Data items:
◇ ◇ ◇ ◇ ◇ ◇ ◇

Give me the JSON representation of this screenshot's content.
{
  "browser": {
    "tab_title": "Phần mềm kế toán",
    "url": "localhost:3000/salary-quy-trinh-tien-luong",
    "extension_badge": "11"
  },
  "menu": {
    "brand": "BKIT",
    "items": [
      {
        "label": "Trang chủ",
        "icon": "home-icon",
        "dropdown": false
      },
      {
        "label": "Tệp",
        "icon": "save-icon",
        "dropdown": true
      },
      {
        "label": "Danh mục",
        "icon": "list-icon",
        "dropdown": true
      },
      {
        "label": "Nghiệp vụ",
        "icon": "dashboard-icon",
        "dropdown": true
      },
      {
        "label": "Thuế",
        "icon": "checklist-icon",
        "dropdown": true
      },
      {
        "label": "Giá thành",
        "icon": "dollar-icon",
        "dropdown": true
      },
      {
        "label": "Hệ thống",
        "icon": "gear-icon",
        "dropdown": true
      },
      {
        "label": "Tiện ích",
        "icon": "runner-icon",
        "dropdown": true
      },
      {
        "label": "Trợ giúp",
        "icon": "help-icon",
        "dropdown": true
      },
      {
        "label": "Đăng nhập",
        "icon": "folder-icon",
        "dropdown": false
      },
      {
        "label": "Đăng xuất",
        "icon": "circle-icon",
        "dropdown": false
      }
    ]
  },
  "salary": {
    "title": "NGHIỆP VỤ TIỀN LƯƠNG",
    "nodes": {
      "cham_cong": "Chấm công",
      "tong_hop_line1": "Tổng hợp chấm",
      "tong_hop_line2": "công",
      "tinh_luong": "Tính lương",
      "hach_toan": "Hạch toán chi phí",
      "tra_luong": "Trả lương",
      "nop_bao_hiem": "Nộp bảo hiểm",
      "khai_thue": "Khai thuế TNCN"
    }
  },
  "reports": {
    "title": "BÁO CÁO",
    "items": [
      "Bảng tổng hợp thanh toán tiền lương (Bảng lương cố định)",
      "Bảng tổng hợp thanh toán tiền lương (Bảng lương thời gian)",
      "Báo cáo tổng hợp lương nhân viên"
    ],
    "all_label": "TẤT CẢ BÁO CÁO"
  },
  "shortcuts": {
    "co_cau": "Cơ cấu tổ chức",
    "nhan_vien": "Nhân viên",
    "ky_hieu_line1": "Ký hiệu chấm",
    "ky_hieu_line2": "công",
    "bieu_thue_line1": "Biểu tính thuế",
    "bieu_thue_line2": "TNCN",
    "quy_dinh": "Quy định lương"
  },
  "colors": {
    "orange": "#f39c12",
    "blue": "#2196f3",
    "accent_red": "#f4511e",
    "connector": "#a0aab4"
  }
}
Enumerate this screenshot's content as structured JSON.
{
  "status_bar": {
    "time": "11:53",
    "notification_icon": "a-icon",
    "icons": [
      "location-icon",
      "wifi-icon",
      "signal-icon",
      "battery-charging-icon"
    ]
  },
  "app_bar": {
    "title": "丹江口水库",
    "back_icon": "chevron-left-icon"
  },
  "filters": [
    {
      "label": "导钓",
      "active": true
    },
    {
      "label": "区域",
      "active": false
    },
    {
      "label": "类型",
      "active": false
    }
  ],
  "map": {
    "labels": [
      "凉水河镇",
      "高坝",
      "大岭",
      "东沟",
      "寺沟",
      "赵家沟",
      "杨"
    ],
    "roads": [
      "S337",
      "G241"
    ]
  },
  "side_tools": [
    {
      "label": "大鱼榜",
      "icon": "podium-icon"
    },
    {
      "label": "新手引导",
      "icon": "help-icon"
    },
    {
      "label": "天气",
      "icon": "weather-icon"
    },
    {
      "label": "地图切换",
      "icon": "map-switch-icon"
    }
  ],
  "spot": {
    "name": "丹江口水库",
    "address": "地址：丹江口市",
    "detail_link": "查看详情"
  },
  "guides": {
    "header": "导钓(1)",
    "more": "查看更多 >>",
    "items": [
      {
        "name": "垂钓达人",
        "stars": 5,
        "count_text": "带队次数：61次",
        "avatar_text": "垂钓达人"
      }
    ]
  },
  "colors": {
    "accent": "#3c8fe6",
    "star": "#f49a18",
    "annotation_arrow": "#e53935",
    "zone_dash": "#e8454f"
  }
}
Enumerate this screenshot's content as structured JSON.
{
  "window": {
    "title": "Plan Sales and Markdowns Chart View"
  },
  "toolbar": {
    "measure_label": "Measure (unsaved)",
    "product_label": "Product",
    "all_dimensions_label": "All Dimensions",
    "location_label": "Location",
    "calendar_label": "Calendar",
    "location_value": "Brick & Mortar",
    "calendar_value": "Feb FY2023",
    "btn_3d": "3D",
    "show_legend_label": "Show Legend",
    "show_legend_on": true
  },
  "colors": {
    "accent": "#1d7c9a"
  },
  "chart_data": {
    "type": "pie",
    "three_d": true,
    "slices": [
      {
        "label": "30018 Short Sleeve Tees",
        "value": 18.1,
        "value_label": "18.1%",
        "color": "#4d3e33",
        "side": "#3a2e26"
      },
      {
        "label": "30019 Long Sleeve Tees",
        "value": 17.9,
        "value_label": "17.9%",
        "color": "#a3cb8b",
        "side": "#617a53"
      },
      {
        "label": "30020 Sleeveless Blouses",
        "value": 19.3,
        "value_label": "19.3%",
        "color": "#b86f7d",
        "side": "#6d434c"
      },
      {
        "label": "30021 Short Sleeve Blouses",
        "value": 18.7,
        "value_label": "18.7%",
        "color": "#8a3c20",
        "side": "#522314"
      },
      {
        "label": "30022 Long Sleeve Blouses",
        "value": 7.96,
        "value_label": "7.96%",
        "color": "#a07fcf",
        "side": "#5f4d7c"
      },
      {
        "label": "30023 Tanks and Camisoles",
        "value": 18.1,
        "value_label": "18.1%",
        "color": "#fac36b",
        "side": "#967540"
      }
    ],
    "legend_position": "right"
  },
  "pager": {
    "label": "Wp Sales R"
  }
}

◇ ◇ ◇ ◇ ◇ ◇ ◇

◆ WHAT THIS TASK INVOLVES: Tally up the lines in the records that contain the word "Long" and give only the total.

◆ CORRECT RESULT: 2